───── Task input ─────

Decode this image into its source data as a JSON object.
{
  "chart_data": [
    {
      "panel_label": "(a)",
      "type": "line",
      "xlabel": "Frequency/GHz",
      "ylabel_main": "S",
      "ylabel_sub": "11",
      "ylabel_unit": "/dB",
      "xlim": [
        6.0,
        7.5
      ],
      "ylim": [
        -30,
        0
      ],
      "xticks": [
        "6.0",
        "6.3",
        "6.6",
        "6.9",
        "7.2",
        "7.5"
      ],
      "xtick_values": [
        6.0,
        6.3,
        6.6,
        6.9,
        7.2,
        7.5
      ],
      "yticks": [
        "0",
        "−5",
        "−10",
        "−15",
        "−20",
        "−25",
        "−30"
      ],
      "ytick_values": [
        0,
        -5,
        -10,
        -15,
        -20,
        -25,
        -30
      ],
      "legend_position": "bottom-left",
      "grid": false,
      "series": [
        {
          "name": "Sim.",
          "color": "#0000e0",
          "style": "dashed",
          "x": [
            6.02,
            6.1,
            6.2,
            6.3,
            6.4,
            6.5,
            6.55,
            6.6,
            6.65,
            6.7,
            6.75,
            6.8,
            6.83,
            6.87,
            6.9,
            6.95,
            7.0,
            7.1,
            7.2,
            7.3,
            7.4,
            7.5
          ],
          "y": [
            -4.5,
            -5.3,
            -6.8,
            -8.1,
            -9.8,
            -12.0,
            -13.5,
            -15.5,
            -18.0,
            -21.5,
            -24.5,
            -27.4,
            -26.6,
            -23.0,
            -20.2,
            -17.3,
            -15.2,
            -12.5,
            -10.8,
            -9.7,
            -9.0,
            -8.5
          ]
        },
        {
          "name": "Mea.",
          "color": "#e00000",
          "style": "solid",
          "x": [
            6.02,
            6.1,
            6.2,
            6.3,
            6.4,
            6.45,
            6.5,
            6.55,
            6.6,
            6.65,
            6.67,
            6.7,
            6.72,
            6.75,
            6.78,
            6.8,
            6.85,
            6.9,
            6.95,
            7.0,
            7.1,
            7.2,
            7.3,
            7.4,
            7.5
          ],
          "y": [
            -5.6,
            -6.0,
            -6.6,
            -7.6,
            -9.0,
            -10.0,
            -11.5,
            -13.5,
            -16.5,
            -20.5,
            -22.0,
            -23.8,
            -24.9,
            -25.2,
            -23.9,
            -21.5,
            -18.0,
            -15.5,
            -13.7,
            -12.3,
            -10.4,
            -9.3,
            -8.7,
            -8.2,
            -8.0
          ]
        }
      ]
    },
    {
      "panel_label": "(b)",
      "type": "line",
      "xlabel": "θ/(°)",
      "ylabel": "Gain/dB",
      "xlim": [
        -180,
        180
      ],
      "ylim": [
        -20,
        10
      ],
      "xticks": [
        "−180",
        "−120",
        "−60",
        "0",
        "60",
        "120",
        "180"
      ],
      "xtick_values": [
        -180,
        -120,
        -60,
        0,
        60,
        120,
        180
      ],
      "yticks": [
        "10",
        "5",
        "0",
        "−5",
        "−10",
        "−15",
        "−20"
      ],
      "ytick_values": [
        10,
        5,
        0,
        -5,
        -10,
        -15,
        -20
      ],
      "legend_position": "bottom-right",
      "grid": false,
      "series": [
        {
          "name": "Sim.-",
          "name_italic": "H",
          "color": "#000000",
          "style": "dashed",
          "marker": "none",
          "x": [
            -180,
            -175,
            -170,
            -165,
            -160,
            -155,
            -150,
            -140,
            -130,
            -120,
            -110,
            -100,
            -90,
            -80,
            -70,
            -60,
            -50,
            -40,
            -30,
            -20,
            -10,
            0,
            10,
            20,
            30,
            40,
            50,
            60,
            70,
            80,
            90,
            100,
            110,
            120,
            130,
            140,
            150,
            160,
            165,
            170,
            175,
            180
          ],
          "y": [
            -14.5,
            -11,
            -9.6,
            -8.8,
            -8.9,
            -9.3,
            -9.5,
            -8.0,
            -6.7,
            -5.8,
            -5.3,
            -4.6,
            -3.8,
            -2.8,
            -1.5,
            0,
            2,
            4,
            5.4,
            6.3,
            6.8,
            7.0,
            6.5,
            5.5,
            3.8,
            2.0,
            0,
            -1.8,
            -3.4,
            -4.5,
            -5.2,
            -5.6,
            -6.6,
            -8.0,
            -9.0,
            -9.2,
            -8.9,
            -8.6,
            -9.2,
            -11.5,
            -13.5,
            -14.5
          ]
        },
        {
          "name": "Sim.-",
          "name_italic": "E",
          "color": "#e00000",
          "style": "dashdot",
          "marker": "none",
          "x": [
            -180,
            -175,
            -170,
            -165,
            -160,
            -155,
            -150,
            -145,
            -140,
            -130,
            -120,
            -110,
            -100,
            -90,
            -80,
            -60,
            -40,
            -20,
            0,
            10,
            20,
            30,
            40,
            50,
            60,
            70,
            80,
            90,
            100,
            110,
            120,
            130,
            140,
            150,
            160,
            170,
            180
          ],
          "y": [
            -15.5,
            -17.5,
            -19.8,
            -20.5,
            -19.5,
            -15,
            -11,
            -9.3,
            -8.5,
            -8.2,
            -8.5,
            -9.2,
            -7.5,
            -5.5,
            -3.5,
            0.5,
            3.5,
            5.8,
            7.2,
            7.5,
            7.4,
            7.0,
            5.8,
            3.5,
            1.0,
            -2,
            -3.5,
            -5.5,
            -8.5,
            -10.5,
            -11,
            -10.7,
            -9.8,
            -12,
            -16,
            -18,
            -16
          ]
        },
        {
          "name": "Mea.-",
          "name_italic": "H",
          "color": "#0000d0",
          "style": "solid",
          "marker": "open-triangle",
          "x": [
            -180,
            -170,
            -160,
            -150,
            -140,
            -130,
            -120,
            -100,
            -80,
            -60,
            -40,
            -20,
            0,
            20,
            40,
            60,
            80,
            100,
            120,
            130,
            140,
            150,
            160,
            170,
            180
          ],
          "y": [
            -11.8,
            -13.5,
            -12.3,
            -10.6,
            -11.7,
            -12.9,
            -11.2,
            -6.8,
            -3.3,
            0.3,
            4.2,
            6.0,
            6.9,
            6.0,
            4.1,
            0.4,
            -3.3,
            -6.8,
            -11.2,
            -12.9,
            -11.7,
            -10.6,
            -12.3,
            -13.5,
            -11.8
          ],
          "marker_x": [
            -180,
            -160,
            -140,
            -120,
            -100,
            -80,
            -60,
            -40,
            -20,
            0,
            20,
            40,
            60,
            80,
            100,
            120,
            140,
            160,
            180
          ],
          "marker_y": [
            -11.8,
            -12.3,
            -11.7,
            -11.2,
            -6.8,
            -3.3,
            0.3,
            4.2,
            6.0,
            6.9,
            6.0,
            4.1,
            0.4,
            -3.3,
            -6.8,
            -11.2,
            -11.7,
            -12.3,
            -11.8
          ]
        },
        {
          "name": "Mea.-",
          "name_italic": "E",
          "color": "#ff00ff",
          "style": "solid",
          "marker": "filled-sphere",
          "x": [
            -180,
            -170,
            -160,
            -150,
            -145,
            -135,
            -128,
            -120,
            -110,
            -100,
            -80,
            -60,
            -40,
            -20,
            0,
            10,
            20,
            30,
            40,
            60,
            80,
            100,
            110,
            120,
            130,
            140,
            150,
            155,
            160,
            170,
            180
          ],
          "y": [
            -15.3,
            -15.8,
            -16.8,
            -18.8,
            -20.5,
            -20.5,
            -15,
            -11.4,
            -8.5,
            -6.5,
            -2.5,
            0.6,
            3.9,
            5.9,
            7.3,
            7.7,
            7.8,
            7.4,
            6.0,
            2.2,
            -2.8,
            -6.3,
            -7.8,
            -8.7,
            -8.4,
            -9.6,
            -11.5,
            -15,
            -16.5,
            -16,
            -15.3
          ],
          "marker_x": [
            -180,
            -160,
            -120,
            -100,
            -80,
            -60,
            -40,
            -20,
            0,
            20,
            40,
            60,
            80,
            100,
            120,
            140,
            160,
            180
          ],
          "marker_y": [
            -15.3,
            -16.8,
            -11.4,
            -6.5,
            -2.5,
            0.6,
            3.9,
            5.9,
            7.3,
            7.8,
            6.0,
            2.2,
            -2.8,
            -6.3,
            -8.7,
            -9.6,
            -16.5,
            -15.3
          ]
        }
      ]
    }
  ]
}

─────

Only the number is needed: state how many lines in the listing contain "bottom".

2